*Goal*.
Count how many lines of the data below contain the string "French"; the reply should be that number alone.

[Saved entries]
===============

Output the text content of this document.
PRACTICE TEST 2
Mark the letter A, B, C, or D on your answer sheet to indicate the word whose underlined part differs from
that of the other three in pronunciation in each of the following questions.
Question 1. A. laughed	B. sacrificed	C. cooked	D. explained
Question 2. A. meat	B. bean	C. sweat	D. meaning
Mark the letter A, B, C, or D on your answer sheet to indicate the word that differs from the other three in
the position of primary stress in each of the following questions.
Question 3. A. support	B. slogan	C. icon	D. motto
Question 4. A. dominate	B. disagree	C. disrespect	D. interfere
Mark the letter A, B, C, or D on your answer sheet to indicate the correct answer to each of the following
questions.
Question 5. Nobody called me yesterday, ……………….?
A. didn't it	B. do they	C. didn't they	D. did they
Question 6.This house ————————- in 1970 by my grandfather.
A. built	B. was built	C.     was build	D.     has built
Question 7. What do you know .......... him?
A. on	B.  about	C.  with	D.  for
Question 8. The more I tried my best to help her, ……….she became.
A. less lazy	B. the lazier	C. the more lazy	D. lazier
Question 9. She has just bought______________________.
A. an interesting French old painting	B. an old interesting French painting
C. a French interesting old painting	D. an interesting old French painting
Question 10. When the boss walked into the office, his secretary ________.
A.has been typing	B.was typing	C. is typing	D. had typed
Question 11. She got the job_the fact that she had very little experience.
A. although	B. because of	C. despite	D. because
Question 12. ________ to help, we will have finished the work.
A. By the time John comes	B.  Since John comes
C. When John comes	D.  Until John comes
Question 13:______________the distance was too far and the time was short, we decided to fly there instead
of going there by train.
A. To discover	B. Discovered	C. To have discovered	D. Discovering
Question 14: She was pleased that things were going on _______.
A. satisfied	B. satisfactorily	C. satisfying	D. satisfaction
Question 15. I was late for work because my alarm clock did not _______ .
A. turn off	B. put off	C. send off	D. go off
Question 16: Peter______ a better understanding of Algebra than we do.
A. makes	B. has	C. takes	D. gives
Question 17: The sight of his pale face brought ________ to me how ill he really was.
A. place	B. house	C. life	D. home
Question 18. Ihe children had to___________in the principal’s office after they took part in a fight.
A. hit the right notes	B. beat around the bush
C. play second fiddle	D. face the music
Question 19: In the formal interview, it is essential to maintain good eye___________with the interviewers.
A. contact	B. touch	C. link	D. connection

===============

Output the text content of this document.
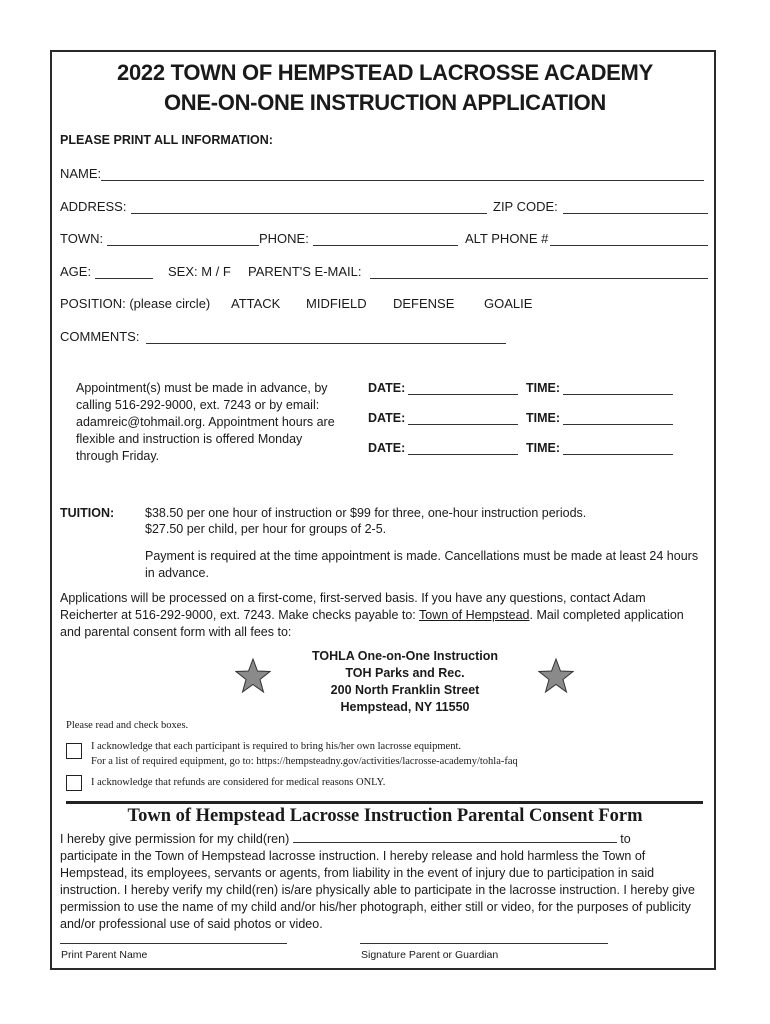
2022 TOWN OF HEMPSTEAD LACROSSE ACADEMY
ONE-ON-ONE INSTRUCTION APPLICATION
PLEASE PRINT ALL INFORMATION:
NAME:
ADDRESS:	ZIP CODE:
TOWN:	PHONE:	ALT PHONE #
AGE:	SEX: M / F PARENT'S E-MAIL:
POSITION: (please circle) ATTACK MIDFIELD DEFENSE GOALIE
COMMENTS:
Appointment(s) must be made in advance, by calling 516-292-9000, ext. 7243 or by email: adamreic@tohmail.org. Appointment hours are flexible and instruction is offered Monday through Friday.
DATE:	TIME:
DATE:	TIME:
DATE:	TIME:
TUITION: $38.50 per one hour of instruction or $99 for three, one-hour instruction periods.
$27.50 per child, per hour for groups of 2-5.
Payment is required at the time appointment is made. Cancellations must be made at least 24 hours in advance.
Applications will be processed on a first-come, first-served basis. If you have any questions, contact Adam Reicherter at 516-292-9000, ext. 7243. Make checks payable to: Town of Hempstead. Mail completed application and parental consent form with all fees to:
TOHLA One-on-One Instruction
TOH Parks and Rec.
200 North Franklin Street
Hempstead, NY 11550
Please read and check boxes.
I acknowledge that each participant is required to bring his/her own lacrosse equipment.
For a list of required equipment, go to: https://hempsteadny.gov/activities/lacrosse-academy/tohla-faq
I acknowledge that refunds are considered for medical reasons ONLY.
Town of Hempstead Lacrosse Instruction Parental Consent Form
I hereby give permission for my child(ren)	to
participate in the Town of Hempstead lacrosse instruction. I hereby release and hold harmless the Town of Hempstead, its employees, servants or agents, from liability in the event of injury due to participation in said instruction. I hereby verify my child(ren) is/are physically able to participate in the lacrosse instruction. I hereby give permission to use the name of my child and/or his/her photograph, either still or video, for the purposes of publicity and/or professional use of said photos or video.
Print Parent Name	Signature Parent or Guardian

===============

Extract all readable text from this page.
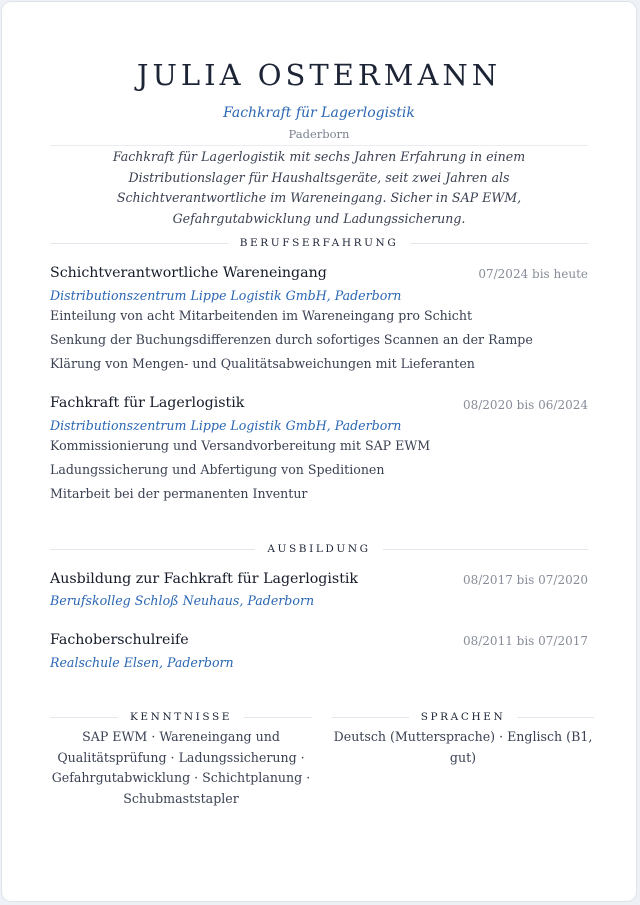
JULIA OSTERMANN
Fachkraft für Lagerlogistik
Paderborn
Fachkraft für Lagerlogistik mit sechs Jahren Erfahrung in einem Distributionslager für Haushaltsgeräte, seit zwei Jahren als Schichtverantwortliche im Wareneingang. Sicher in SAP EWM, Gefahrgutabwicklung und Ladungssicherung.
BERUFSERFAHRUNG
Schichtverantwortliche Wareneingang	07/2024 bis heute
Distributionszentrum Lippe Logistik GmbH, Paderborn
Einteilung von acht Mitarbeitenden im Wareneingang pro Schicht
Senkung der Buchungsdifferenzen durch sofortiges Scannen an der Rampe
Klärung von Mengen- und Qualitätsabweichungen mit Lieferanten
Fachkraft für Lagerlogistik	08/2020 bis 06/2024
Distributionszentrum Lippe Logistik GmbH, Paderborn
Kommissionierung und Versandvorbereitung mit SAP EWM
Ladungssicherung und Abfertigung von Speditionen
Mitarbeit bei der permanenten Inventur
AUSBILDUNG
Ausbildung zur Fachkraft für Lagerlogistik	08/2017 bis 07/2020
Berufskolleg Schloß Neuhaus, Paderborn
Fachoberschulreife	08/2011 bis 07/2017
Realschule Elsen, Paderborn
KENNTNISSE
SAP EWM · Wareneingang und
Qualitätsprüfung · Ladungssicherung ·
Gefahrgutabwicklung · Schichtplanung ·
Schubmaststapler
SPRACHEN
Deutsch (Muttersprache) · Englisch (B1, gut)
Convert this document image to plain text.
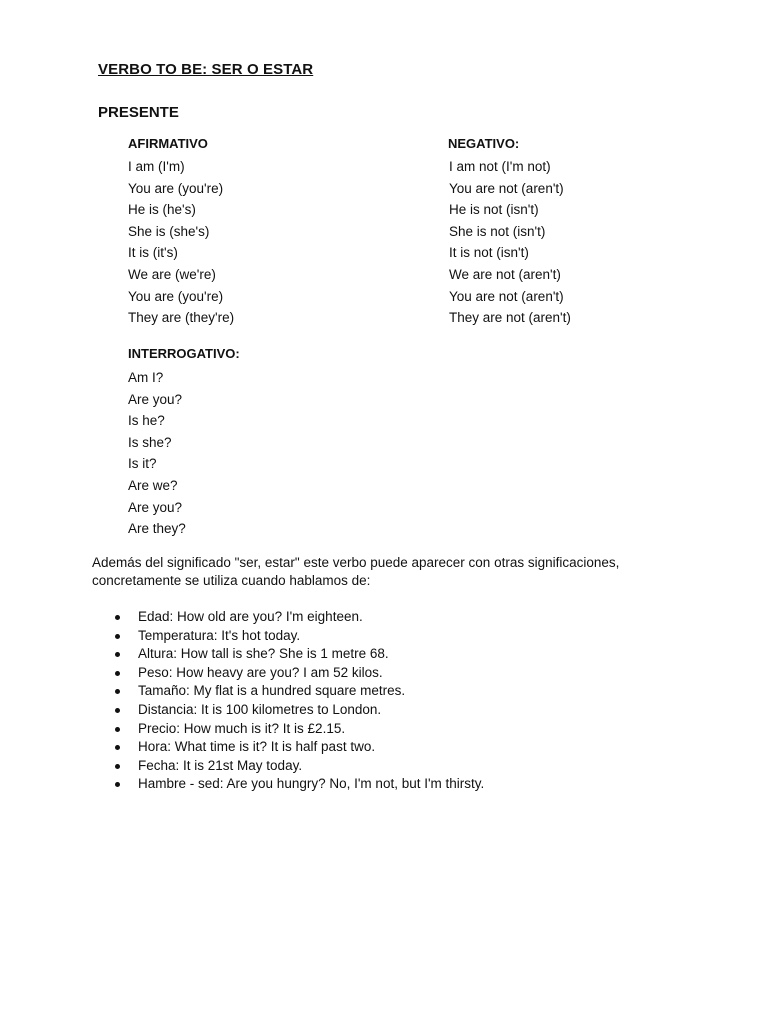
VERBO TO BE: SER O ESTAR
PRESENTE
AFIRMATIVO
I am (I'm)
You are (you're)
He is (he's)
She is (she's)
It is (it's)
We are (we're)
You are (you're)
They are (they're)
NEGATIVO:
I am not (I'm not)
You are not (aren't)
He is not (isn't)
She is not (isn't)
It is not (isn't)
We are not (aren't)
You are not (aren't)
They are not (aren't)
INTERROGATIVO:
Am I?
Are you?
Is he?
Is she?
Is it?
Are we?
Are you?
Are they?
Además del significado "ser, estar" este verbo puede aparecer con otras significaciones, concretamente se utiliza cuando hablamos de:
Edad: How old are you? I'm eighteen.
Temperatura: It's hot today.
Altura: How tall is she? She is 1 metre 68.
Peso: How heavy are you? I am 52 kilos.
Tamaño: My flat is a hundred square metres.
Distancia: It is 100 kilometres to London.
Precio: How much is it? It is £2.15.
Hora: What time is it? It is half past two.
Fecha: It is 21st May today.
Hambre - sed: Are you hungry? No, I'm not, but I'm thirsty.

===============

*Final result*.
2